_Supplied records:_
● ● ● ● ● ● ●
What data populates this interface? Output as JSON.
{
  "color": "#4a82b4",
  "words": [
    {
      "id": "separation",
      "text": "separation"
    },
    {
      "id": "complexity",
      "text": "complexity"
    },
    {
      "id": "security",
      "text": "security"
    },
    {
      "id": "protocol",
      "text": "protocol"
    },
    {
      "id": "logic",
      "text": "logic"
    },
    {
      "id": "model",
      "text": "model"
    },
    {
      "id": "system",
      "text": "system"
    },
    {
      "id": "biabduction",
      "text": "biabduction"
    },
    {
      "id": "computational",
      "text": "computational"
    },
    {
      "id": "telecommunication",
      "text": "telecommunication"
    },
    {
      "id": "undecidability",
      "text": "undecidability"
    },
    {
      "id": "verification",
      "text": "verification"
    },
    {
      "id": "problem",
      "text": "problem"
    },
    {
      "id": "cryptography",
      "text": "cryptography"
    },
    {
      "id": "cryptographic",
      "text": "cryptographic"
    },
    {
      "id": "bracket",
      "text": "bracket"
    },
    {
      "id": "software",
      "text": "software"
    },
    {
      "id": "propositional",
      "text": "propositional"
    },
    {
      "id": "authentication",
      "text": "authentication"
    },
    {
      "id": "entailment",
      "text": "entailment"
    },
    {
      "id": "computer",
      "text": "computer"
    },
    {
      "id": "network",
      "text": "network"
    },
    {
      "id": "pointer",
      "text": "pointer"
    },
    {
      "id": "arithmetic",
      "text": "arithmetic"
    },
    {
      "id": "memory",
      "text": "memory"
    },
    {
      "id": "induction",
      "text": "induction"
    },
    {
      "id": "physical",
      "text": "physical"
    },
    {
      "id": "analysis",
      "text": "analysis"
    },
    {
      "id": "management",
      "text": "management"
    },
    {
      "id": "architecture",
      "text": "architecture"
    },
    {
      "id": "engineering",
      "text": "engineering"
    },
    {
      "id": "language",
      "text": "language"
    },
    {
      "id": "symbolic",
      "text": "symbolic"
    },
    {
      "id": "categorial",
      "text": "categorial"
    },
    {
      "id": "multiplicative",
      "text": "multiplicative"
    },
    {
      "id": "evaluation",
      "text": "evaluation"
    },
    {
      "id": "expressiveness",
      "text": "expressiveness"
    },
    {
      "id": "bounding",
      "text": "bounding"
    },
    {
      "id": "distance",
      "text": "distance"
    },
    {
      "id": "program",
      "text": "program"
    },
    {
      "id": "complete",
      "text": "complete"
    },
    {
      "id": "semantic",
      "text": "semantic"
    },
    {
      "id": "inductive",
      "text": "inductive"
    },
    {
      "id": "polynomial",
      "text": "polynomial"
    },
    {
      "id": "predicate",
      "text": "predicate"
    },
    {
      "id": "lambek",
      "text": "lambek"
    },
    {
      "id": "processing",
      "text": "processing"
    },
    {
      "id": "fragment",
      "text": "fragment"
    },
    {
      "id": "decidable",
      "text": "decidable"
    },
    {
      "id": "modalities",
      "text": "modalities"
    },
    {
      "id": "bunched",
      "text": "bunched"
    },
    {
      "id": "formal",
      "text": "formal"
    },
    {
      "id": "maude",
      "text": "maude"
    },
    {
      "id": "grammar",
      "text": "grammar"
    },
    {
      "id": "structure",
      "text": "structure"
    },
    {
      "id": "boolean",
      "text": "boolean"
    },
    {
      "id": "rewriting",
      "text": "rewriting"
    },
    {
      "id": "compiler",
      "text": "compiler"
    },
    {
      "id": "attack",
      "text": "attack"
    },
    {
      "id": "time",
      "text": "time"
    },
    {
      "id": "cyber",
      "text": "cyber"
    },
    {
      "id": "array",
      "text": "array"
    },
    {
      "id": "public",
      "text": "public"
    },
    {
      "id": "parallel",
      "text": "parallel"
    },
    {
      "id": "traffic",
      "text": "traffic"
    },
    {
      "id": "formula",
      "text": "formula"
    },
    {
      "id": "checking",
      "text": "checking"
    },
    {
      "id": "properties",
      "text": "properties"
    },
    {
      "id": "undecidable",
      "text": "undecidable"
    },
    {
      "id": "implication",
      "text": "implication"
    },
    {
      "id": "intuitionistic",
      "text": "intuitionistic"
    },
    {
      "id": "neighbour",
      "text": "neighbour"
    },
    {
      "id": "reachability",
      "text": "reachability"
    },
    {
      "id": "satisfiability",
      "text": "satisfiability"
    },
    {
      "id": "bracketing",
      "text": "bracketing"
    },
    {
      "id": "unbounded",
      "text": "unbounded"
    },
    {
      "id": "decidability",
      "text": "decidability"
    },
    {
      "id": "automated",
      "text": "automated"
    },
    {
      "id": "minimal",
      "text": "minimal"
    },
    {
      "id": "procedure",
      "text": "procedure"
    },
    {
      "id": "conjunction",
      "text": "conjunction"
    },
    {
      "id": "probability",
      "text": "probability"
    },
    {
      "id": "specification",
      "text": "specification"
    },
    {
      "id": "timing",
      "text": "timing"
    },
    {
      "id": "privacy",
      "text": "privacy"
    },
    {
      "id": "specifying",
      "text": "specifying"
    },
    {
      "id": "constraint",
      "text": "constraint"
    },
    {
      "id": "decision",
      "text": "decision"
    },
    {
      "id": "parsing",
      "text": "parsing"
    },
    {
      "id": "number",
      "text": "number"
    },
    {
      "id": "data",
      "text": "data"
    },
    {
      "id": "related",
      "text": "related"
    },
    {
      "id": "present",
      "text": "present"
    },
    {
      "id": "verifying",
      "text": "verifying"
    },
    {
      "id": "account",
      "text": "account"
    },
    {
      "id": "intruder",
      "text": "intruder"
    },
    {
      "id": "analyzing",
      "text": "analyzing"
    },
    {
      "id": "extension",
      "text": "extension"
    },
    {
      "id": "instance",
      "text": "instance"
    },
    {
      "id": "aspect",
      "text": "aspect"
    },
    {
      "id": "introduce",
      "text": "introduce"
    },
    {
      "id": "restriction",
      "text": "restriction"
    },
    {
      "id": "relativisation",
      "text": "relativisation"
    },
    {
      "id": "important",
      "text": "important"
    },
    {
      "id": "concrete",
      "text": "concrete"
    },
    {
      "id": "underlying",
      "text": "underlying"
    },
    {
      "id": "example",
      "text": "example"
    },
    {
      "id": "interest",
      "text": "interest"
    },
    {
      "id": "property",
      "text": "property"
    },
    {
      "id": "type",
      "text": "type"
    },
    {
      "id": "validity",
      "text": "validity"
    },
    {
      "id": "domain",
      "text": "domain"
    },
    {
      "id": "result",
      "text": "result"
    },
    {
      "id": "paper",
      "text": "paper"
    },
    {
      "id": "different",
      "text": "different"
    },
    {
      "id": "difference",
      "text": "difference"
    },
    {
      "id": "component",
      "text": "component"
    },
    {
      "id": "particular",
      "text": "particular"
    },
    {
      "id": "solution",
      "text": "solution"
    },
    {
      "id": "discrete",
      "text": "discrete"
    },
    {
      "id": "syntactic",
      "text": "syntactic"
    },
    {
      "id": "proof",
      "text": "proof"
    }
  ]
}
● ● ● ● ● ● ●
_Written exercise:_ Output each record exactly, leaving nothing out.

_Exercise solution:_
What data populates this interface? Output as JSON.
{
  "color": "#4a82b4",
  "words": [
    {
      "id": "separation",
      "text": "separation"
    },
    {
      "id": "complexity",
      "text": "complexity"
    },
    {
      "id": "security",
      "text": "security"
    },
    {
      "id": "protocol",
      "text": "protocol"
    },
    {
      "id": "logic",
      "text": "logic"
    },
    {
      "id": "model",
      "text": "model"
    },
    {
      "id": "system",
      "text": "system"
    },
    {
      "id": "biabduction",
      "text": "biabduction"
    },
    {
      "id": "computational",
      "text": "computational"
    },
    {
      "id": "telecommunication",
      "text": "telecommunication"
    },
    {
      "id": "undecidability",
      "text": "undecidability"
    },
    {
      "id": "verification",
      "text": "verification"
    },
    {
      "id": "problem",
      "text": "problem"
    },
    {
      "id": "cryptography",
      "text": "cryptography"
    },
    {
      "id": "cryptographic",
      "text": "cryptographic"
    },
    {
      "id": "bracket",
      "text": "bracket"
    },
    {
      "id": "software",
      "text": "software"
    },
    {
      "id": "propositional",
      "text": "propositional"
    },
    {
      "id": "authentication",
      "text": "authentication"
    },
    {
      "id": "entailment",
      "text": "entailment"
    },
    {
      "id": "computer",
      "text": "computer"
    },
    {
      "id": "network",
      "text": "network"
    },
    {
      "id": "pointer",
      "text": "pointer"
    },
    {
      "id": "arithmetic",
      "text": "arithmetic"
    },
    {
      "id": "memory",
      "text": "memory"
    },
    {
      "id": "induction",
      "text": "induction"
    },
    {
      "id": "physical",
      "text": "physical"
    },
    {
      "id": "analysis",
      "text": "analysis"
    },
    {
      "id": "management",
      "text": "management"
    },
    {
      "id": "architecture",
      "text": "architecture"
    },
    {
      "id": "engineering",
      "text": "engineering"
    },
    {
      "id": "language",
      "text": "language"
    },
    {
      "id": "symbolic",
      "text": "symbolic"
    },
    {
      "id": "categorial",
      "text": "categorial"
    },
    {
      "id": "multiplicative",
      "text": "multiplicative"
    },
    {
      "id": "evaluation",
      "text": "evaluation"
    },
    {
      "id": "expressiveness",
      "text": "expressiveness"
    },
    {
      "id": "bounding",
      "text": "bounding"
    },
    {
      "id": "distance",
      "text": "distance"
    },
    {
      "id": "program",
      "text": "program"
    },
    {
      "id": "complete",
      "text": "complete"
    },
    {
      "id": "semantic",
      "text": "semantic"
    },
    {
      "id": "inductive",
      "text": "inductive"
    },
    {
      "id": "polynomial",
      "text": "polynomial"
    },
    {
      "id": "predicate",
      "text": "predicate"
    },
    {
      "id": "lambek",
      "text": "lambek"
    },
    {
      "id": "processing",
      "text": "processing"
    },
    {
      "id": "fragment",
      "text": "fragment"
    },
    {
      "id": "decidable",
      "text": "decidable"
    },
    {
      "id": "modalities",
      "text": "modalities"
    },
    {
      "id": "bunched",
      "text": "bunched"
    },
    {
      "id": "formal",
      "text": "formal"
    },
    {
      "id": "maude",
      "text": "maude"
    },
    {
      "id": "grammar",
      "text": "grammar"
    },
    {
      "id": "structure",
      "text": "structure"
    },
    {
      "id": "boolean",
      "text": "boolean"
    },
    {
      "id": "rewriting",
      "text": "rewriting"
    },
    {
      "id": "compiler",
      "text": "compiler"
    },
    {
      "id": "attack",
      "text": "attack"
    },
    {
      "id": "time",
      "text": "time"
    },
    {
      "id": "cyber",
      "text": "cyber"
    },
    {
      "id": "array",
      "text": "array"
    },
    {
      "id": "public",
      "text": "public"
    },
    {
      "id": "parallel",
      "text": "parallel"
    },
    {
      "id": "traffic",
      "text": "traffic"
    },
    {
      "id": "formula",
      "text": "formula"
    },
    {
      "id": "checking",
      "text": "checking"
    },
    {
      "id": "properties",
      "text": "properties"
    },
    {
      "id": "undecidable",
      "text": "undecidable"
    },
    {
      "id": "implication",
      "text": "implication"
    },
    {
      "id": "intuitionistic",
      "text": "intuitionistic"
    },
    {
      "id": "neighbour",
      "text": "neighbour"
    },
    {
      "id": "reachability",
      "text": "reachability"
    },
    {
      "id": "satisfiability",
      "text": "satisfiability"
    },
    {
      "id": "bracketing",
      "text": "bracketing"
    },
    {
      "id": "unbounded",
      "text": "unbounded"
    },
    {
      "id": "decidability",
      "text": "decidability"
    },
    {
      "id": "automated",
      "text": "automated"
    },
    {
      "id": "minimal",
      "text": "minimal"
    },
    {
      "id": "procedure",
      "text": "procedure"
    },
    {
      "id": "conjunction",
      "text": "conjunction"
    },
    {
      "id": "probability",
      "text": "probability"
    },
    {
      "id": "specification",
      "text": "specification"
    },
    {
      "id": "timing",
      "text": "timing"
    },
    {
      "id": "privacy",
      "text": "privacy"
    },
    {
      "id": "specifying",
      "text": "specifying"
    },
    {
      "id": "constraint",
      "text": "constraint"
    },
    {
      "id": "decision",
      "text": "decision"
    },
    {
      "id": "parsing",
      "text": "parsing"
    },
    {
      "id": "number",
      "text": "number"
    },
    {
      "id": "data",
      "text": "data"
    },
    {
      "id": "related",
      "text": "related"
    },
    {
      "id": "present",
      "text": "present"
    },
    {
      "id": "verifying",
      "text": "verifying"
    },
    {
      "id": "account",
      "text": "account"
    },
    {
      "id": "intruder",
      "text": "intruder"
    },
    {
      "id": "analyzing",
      "text": "analyzing"
    },
    {
      "id": "extension",
      "text": "extension"
    },
    {
      "id": "instance",
      "text": "instance"
    },
    {
      "id": "aspect",
      "text": "aspect"
    },
    {
      "id": "introduce",
      "text": "introduce"
    },
    {
      "id": "restriction",
      "text": "restriction"
    },
    {
      "id": "relativisation",
      "text": "relativisation"
    },
    {
      "id": "important",
      "text": "important"
    },
    {
      "id": "concrete",
      "text": "concrete"
    },
    {
      "id": "underlying",
      "text": "underlying"
    },
    {
      "id": "example",
      "text": "example"
    },
    {
      "id": "interest",
      "text": "interest"
    },
    {
      "id": "property",
      "text": "property"
    },
    {
      "id": "type",
      "text": "type"
    },
    {
      "id": "validity",
      "text": "validity"
    },
    {
      "id": "domain",
      "text": "domain"
    },
    {
      "id": "result",
      "text": "result"
    },
    {
      "id": "paper",
      "text": "paper"
    },
    {
      "id": "different",
      "text": "different"
    },
    {
      "id": "difference",
      "text": "difference"
    },
    {
      "id": "component",
      "text": "component"
    },
    {
      "id": "particular",
      "text": "particular"
    },
    {
      "id": "solution",
      "text": "solution"
    },
    {
      "id": "discrete",
      "text": "discrete"
    },
    {
      "id": "syntactic",
      "text": "syntactic"
    },
    {
      "id": "proof",
      "text": "proof"
    }
  ]
}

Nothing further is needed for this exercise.